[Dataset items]
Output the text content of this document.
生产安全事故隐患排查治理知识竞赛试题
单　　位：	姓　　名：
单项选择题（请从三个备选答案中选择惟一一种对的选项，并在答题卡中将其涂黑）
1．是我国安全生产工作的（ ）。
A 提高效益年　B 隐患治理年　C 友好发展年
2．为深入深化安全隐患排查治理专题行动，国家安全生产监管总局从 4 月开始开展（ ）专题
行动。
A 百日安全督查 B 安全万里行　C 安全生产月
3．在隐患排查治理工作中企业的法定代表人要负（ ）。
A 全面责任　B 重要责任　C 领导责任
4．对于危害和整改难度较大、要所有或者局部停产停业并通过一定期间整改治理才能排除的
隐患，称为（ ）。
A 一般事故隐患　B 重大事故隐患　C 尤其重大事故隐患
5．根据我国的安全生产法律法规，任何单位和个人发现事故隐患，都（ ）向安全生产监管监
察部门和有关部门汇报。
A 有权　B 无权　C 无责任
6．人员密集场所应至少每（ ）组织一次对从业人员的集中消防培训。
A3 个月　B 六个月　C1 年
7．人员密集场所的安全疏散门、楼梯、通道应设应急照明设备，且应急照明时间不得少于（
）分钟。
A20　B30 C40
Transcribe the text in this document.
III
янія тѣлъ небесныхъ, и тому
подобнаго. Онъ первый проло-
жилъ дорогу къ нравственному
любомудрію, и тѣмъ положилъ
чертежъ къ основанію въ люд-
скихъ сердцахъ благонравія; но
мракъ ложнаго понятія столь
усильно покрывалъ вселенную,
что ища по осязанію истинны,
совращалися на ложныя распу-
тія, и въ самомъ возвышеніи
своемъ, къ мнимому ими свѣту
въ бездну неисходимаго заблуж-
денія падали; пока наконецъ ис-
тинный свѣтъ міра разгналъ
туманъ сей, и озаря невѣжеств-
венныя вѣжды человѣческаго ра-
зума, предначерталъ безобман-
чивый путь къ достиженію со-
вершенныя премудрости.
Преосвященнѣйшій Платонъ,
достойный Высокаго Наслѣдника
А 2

Exercise objective ▸ Transcribe the whole listing exactly.

Correct result ▸
Output the text content of this document.
生产安全事故隐患排查治理知识竞赛试题
单　　位：	姓　　名：
单项选择题（请从三个备选答案中选择惟一一种对的选项，并在答题卡中将其涂黑）
1．是我国安全生产工作的（ ）。
A 提高效益年　B 隐患治理年　C 友好发展年
2．为深入深化安全隐患排查治理专题行动，国家安全生产监管总局从 4 月开始开展（ ）专题
行动。
A 百日安全督查 B 安全万里行　C 安全生产月
3．在隐患排查治理工作中企业的法定代表人要负（ ）。
A 全面责任　B 重要责任　C 领导责任
4．对于危害和整改难度较大、要所有或者局部停产停业并通过一定期间整改治理才能排除的
隐患，称为（ ）。
A 一般事故隐患　B 重大事故隐患　C 尤其重大事故隐患
5．根据我国的安全生产法律法规，任何单位和个人发现事故隐患，都（ ）向安全生产监管监
察部门和有关部门汇报。
A 有权　B 无权　C 无责任
6．人员密集场所应至少每（ ）组织一次对从业人员的集中消防培训。
A3 个月　B 六个月　C1 年
7．人员密集场所的安全疏散门、楼梯、通道应设应急照明设备，且应急照明时间不得少于（
）分钟。
A20　B30 C40
Transcribe the text in this document.
III
янія тѣлъ небесныхъ, и тому
подобнаго. Онъ первый проло-
жилъ дорогу къ нравственному
любомудрію, и тѣмъ положилъ
чертежъ къ основанію въ люд-
скихъ сердцахъ благонравія; но
мракъ ложнаго понятія столь
усильно покрывалъ вселенную,
что ища по осязанію истинны,
совращалися на ложныя распу-
тія, и въ самомъ возвышеніи
своемъ, къ мнимому ими свѣту
въ бездну неисходимаго заблуж-
денія падали; пока наконецъ ис-
тинный свѣтъ міра разгналъ
туманъ сей, и озаря невѣжеств-
венныя вѣжды человѣческаго ра-
зума, предначерталъ безобман-
чивый путь къ достиженію со-
вершенныя премудрости.
Преосвященнѣйшій Платонъ,
достойный Высокаго Наслѣдника
А 2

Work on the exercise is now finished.